PROMPT -
Provide the records once more, identical to the original.

DATA PROVIDED -
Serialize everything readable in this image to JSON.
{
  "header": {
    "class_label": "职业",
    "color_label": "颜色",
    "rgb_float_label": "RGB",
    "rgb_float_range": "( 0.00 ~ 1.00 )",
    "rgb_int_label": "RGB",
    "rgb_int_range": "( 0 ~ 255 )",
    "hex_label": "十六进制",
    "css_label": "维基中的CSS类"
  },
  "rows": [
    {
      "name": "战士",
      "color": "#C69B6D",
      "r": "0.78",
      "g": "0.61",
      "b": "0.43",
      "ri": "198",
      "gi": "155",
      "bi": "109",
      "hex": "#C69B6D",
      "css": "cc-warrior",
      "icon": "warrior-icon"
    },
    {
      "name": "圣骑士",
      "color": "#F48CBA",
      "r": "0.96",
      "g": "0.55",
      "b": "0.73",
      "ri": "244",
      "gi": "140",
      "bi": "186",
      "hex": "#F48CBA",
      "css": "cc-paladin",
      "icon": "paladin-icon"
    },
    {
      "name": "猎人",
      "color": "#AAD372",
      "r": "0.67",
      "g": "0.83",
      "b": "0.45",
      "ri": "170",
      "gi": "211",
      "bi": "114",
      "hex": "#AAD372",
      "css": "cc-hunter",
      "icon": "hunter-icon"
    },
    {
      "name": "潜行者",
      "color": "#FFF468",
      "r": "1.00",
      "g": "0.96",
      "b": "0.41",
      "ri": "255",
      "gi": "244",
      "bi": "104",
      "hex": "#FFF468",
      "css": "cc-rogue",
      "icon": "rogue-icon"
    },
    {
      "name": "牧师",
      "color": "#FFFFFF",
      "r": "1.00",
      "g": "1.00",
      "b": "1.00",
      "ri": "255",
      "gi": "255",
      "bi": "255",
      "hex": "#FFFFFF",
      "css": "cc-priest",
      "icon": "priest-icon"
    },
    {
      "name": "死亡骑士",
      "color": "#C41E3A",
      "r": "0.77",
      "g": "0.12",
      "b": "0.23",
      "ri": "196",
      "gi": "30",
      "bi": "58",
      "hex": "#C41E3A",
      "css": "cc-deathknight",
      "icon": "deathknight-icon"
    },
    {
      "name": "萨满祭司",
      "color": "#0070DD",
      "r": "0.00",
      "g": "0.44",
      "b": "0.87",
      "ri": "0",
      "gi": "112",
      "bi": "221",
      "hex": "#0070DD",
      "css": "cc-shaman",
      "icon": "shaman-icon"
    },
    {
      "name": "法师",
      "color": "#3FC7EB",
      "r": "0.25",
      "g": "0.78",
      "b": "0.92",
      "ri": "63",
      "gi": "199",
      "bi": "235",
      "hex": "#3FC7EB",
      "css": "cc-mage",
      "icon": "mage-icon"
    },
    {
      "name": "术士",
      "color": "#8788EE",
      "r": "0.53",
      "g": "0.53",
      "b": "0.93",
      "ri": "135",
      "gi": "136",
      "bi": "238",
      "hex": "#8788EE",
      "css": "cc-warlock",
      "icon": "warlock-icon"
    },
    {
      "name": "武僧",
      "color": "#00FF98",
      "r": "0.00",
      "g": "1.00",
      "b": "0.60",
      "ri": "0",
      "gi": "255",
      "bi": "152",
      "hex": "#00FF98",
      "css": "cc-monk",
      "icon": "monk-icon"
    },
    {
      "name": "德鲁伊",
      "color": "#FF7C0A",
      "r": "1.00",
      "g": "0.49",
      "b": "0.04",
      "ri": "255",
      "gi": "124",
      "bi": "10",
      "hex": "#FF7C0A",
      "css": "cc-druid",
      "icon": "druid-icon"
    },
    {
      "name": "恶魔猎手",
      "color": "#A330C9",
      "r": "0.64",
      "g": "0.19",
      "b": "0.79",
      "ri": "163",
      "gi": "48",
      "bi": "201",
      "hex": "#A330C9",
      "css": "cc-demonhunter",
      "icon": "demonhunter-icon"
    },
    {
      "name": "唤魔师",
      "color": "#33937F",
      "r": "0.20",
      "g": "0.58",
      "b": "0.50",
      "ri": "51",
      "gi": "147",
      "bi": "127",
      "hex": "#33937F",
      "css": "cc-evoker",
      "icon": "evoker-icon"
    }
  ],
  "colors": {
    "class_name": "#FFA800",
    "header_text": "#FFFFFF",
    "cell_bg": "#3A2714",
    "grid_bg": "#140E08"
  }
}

OUTPUT FOR THIS TASK -
Serialize everything readable in this image to JSON.
{
  "header": {
    "class_label": "职业",
    "color_label": "颜色",
    "rgb_float_label": "RGB",
    "rgb_float_range": "( 0.00 ~ 1.00 )",
    "rgb_int_label": "RGB",
    "rgb_int_range": "( 0 ~ 255 )",
    "hex_label": "十六进制",
    "css_label": "维基中的CSS类"
  },
  "rows": [
    {
      "name": "战士",
      "color": "#C69B6D",
      "r": "0.78",
      "g": "0.61",
      "b": "0.43",
      "ri": "198",
      "gi": "155",
      "bi": "109",
      "hex": "#C69B6D",
      "css": "cc-warrior",
      "icon": "warrior-icon"
    },
    {
      "name": "圣骑士",
      "color": "#F48CBA",
      "r": "0.96",
      "g": "0.55",
      "b": "0.73",
      "ri": "244",
      "gi": "140",
      "bi": "186",
      "hex": "#F48CBA",
      "css": "cc-paladin",
      "icon": "paladin-icon"
    },
    {
      "name": "猎人",
      "color": "#AAD372",
      "r": "0.67",
      "g": "0.83",
      "b": "0.45",
      "ri": "170",
      "gi": "211",
      "bi": "114",
      "hex": "#AAD372",
      "css": "cc-hunter",
      "icon": "hunter-icon"
    },
    {
      "name": "潜行者",
      "color": "#FFF468",
      "r": "1.00",
      "g": "0.96",
      "b": "0.41",
      "ri": "255",
      "gi": "244",
      "bi": "104",
      "hex": "#FFF468",
      "css": "cc-rogue",
      "icon": "rogue-icon"
    },
    {
      "name": "牧师",
      "color": "#FFFFFF",
      "r": "1.00",
      "g": "1.00",
      "b": "1.00",
      "ri": "255",
      "gi": "255",
      "bi": "255",
      "hex": "#FFFFFF",
      "css": "cc-priest",
      "icon": "priest-icon"
    },
    {
      "name": "死亡骑士",
      "color": "#C41E3A",
      "r": "0.77",
      "g": "0.12",
      "b": "0.23",
      "ri": "196",
      "gi": "30",
      "bi": "58",
      "hex": "#C41E3A",
      "css": "cc-deathknight",
      "icon": "deathknight-icon"
    },
    {
      "name": "萨满祭司",
      "color": "#0070DD",
      "r": "0.00",
      "g": "0.44",
      "b": "0.87",
      "ri": "0",
      "gi": "112",
      "bi": "221",
      "hex": "#0070DD",
      "css": "cc-shaman",
      "icon": "shaman-icon"
    },
    {
      "name": "法师",
      "color": "#3FC7EB",
      "r": "0.25",
      "g": "0.78",
      "b": "0.92",
      "ri": "63",
      "gi": "199",
      "bi": "235",
      "hex": "#3FC7EB",
      "css": "cc-mage",
      "icon": "mage-icon"
    },
    {
      "name": "术士",
      "color": "#8788EE",
      "r": "0.53",
      "g": "0.53",
      "b": "0.93",
      "ri": "135",
      "gi": "136",
      "bi": "238",
      "hex": "#8788EE",
      "css": "cc-warlock",
      "icon": "warlock-icon"
    },
    {
      "name": "武僧",
      "color": "#00FF98",
      "r": "0.00",
      "g": "1.00",
      "b": "0.60",
      "ri": "0",
      "gi": "255",
      "bi": "152",
      "hex": "#00FF98",
      "css": "cc-monk",
      "icon": "monk-icon"
    },
    {
      "name": "德鲁伊",
      "color": "#FF7C0A",
      "r": "1.00",
      "g": "0.49",
      "b": "0.04",
      "ri": "255",
      "gi": "124",
      "bi": "10",
      "hex": "#FF7C0A",
      "css": "cc-druid",
      "icon": "druid-icon"
    },
    {
      "name": "恶魔猎手",
      "color": "#A330C9",
      "r": "0.64",
      "g": "0.19",
      "b": "0.79",
      "ri": "163",
      "gi": "48",
      "bi": "201",
      "hex": "#A330C9",
      "css": "cc-demonhunter",
      "icon": "demonhunter-icon"
    },
    {
      "name": "唤魔师",
      "color": "#33937F",
      "r": "0.20",
      "g": "0.58",
      "b": "0.50",
      "ri": "51",
      "gi": "147",
      "bi": "127",
      "hex": "#33937F",
      "css": "cc-evoker",
      "icon": "evoker-icon"
    }
  ],
  "colors": {
    "class_name": "#FFA800",
    "header_text": "#FFFFFF",
    "cell_bg": "#3A2714",
    "grid_bg": "#140E08"
  }
}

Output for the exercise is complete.